## [Set problem]
In the records below, find each line with the word "maquiladora" and copy it.

========

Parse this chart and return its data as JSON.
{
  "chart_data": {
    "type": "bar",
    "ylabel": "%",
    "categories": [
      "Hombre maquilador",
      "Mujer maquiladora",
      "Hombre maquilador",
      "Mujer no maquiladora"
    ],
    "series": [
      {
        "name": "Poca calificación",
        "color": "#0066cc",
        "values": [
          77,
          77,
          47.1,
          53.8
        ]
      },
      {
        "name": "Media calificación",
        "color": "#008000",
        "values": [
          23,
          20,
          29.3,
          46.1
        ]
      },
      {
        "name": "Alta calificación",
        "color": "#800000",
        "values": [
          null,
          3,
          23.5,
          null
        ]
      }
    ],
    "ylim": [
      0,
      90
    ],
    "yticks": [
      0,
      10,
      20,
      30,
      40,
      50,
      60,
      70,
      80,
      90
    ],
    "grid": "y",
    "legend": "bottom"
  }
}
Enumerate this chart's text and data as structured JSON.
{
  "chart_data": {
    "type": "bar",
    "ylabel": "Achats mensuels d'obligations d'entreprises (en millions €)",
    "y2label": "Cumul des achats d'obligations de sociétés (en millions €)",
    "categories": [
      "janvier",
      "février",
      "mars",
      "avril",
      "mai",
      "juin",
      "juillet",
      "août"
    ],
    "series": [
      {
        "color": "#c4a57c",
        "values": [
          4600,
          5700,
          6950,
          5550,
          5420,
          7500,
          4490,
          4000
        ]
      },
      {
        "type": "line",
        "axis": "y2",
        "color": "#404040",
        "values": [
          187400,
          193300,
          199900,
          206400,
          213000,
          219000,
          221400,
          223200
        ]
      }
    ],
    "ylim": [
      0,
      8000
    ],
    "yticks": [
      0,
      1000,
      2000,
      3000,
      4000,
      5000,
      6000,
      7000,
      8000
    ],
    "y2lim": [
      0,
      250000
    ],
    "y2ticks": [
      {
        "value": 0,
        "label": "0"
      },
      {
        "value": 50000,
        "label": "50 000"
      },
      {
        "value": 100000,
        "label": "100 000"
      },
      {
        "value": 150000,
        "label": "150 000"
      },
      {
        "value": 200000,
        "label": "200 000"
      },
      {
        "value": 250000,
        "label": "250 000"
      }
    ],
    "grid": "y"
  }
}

========

## [Finished answer]
      "Mujer maquiladora",
      "Mujer no maquiladora"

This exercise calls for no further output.